> _The request_:
All of the entries need to be written out again, exactly as they are.

Items from a dataset:
— start —
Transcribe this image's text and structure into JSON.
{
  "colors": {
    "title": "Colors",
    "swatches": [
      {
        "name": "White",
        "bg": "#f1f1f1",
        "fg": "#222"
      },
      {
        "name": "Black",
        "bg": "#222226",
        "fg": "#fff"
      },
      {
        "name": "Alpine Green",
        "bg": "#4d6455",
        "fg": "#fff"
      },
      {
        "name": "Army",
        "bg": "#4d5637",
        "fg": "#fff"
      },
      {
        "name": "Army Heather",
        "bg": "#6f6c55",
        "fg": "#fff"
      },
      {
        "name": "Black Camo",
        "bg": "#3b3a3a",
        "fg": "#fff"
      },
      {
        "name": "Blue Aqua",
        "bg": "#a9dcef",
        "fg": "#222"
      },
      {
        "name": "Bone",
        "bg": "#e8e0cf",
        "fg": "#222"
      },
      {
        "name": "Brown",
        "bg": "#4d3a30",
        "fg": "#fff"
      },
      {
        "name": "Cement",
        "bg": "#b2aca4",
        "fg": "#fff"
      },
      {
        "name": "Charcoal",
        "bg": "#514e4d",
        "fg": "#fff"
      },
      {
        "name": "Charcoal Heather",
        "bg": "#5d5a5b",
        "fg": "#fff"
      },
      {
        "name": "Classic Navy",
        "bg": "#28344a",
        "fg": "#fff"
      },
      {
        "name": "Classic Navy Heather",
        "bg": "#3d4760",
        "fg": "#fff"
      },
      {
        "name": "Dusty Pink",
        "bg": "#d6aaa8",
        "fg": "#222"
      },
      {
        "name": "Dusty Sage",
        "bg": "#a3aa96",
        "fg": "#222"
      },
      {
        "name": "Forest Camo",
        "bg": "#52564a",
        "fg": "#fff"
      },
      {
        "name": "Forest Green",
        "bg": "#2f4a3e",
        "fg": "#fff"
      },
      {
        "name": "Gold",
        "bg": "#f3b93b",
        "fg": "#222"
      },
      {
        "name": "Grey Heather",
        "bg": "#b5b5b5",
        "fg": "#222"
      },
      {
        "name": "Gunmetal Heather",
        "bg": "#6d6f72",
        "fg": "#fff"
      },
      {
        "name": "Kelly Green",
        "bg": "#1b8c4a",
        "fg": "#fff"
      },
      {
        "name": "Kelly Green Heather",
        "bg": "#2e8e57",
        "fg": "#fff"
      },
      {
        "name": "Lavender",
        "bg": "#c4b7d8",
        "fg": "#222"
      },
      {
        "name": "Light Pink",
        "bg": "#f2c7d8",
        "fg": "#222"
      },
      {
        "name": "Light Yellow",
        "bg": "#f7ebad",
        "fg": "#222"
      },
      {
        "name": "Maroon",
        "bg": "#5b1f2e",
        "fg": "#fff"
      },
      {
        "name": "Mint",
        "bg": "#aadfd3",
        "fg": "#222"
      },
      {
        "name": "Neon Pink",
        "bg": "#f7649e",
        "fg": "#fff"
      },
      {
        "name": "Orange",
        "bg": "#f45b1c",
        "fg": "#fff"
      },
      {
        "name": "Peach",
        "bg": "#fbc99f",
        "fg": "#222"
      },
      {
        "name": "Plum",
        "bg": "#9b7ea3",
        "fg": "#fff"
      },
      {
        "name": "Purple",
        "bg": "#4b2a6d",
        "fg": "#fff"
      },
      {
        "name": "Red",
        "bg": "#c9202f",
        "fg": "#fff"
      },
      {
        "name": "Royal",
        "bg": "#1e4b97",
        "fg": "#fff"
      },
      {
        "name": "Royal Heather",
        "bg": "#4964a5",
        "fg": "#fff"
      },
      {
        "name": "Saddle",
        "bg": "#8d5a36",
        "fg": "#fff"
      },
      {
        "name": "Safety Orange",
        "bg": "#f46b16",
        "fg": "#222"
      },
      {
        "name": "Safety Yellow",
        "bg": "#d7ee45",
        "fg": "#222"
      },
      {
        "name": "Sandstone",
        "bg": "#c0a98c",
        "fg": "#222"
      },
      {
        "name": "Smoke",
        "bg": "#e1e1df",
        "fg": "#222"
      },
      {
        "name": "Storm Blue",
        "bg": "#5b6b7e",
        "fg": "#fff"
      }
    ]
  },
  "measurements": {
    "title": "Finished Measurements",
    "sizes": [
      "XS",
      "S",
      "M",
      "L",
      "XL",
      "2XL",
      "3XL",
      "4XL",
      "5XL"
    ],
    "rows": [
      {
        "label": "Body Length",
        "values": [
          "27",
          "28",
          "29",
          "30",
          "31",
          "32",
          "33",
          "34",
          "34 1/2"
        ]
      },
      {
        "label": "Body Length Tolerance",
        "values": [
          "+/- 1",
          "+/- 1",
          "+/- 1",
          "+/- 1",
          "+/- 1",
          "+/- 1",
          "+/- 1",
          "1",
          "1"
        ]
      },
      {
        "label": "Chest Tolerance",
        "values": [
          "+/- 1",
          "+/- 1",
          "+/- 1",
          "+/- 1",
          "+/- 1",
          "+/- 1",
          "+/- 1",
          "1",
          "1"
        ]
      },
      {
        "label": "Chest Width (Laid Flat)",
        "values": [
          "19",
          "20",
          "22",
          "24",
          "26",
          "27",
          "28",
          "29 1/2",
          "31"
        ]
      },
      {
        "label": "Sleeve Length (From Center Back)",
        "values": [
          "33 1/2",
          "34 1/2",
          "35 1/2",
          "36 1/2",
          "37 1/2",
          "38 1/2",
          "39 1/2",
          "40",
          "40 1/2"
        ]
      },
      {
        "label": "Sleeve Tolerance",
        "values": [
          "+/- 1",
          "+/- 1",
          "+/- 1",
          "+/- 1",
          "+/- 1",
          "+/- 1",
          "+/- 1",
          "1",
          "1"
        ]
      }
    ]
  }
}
— end —
> _Output of the task_:
Transcribe this image's text and structure into JSON.
{
  "colors": {
    "title": "Colors",
    "swatches": [
      {
        "name": "White",
        "bg": "#f1f1f1",
        "fg": "#222"
      },
      {
        "name": "Black",
        "bg": "#222226",
        "fg": "#fff"
      },
      {
        "name": "Alpine Green",
        "bg": "#4d6455",
        "fg": "#fff"
      },
      {
        "name": "Army",
        "bg": "#4d5637",
        "fg": "#fff"
      },
      {
        "name": "Army Heather",
        "bg": "#6f6c55",
        "fg": "#fff"
      },
      {
        "name": "Black Camo",
        "bg": "#3b3a3a",
        "fg": "#fff"
      },
      {
        "name": "Blue Aqua",
        "bg": "#a9dcef",
        "fg": "#222"
      },
      {
        "name": "Bone",
        "bg": "#e8e0cf",
        "fg": "#222"
      },
      {
        "name": "Brown",
        "bg": "#4d3a30",
        "fg": "#fff"
      },
      {
        "name": "Cement",
        "bg": "#b2aca4",
        "fg": "#fff"
      },
      {
        "name": "Charcoal",
        "bg": "#514e4d",
        "fg": "#fff"
      },
      {
        "name": "Charcoal Heather",
        "bg": "#5d5a5b",
        "fg": "#fff"
      },
      {
        "name": "Classic Navy",
        "bg": "#28344a",
        "fg": "#fff"
      },
      {
        "name": "Classic Navy Heather",
        "bg": "#3d4760",
        "fg": "#fff"
      },
      {
        "name": "Dusty Pink",
        "bg": "#d6aaa8",
        "fg": "#222"
      },
      {
        "name": "Dusty Sage",
        "bg": "#a3aa96",
        "fg": "#222"
      },
      {
        "name": "Forest Camo",
        "bg": "#52564a",
        "fg": "#fff"
      },
      {
        "name": "Forest Green",
        "bg": "#2f4a3e",
        "fg": "#fff"
      },
      {
        "name": "Gold",
        "bg": "#f3b93b",
        "fg": "#222"
      },
      {
        "name": "Grey Heather",
        "bg": "#b5b5b5",
        "fg": "#222"
      },
      {
        "name": "Gunmetal Heather",
        "bg": "#6d6f72",
        "fg": "#fff"
      },
      {
        "name": "Kelly Green",
        "bg": "#1b8c4a",
        "fg": "#fff"
      },
      {
        "name": "Kelly Green Heather",
        "bg": "#2e8e57",
        "fg": "#fff"
      },
      {
        "name": "Lavender",
        "bg": "#c4b7d8",
        "fg": "#222"
      },
      {
        "name": "Light Pink",
        "bg": "#f2c7d8",
        "fg": "#222"
      },
      {
        "name": "Light Yellow",
        "bg": "#f7ebad",
        "fg": "#222"
      },
      {
        "name": "Maroon",
        "bg": "#5b1f2e",
        "fg": "#fff"
      },
      {
        "name": "Mint",
        "bg": "#aadfd3",
        "fg": "#222"
      },
      {
        "name": "Neon Pink",
        "bg": "#f7649e",
        "fg": "#fff"
      },
      {
        "name": "Orange",
        "bg": "#f45b1c",
        "fg": "#fff"
      },
      {
        "name": "Peach",
        "bg": "#fbc99f",
        "fg": "#222"
      },
      {
        "name": "Plum",
        "bg": "#9b7ea3",
        "fg": "#fff"
      },
      {
        "name": "Purple",
        "bg": "#4b2a6d",
        "fg": "#fff"
      },
      {
        "name": "Red",
        "bg": "#c9202f",
        "fg": "#fff"
      },
      {
        "name": "Royal",
        "bg": "#1e4b97",
        "fg": "#fff"
      },
      {
        "name": "Royal Heather",
        "bg": "#4964a5",
        "fg": "#fff"
      },
      {
        "name": "Saddle",
        "bg": "#8d5a36",
        "fg": "#fff"
      },
      {
        "name": "Safety Orange",
        "bg": "#f46b16",
        "fg": "#222"
      },
      {
        "name": "Safety Yellow",
        "bg": "#d7ee45",
        "fg": "#222"
      },
      {
        "name": "Sandstone",
        "bg": "#c0a98c",
        "fg": "#222"
      },
      {
        "name": "Smoke",
        "bg": "#e1e1df",
        "fg": "#222"
      },
      {
        "name": "Storm Blue",
        "bg": "#5b6b7e",
        "fg": "#fff"
      }
    ]
  },
  "measurements": {
    "title": "Finished Measurements",
    "sizes": [
      "XS",
      "S",
      "M",
      "L",
      "XL",
      "2XL",
      "3XL",
      "4XL",
      "5XL"
    ],
    "rows": [
      {
        "label": "Body Length",
        "values": [
          "27",
          "28",
          "29",
          "30",
          "31",
          "32",
          "33",
          "34",
          "34 1/2"
        ]
      },
      {
        "label": "Body Length Tolerance",
        "values": [
          "+/- 1",
          "+/- 1",
          "+/- 1",
          "+/- 1",
          "+/- 1",
          "+/- 1",
          "+/- 1",
          "1",
          "1"
        ]
      },
      {
        "label": "Chest Tolerance",
        "values": [
          "+/- 1",
          "+/- 1",
          "+/- 1",
          "+/- 1",
          "+/- 1",
          "+/- 1",
          "+/- 1",
          "1",
          "1"
        ]
      },
      {
        "label": "Chest Width (Laid Flat)",
        "values": [
          "19",
          "20",
          "22",
          "24",
          "26",
          "27",
          "28",
          "29 1/2",
          "31"
        ]
      },
      {
        "label": "Sleeve Length (From Center Back)",
        "values": [
          "33 1/2",
          "34 1/2",
          "35 1/2",
          "36 1/2",
          "37 1/2",
          "38 1/2",
          "39 1/2",
          "40",
          "40 1/2"
        ]
      },
      {
        "label": "Sleeve Tolerance",
        "values": [
          "+/- 1",
          "+/- 1",
          "+/- 1",
          "+/- 1",
          "+/- 1",
          "+/- 1",
          "+/- 1",
          "1",
          "1"
        ]
      }
    ]
  }
}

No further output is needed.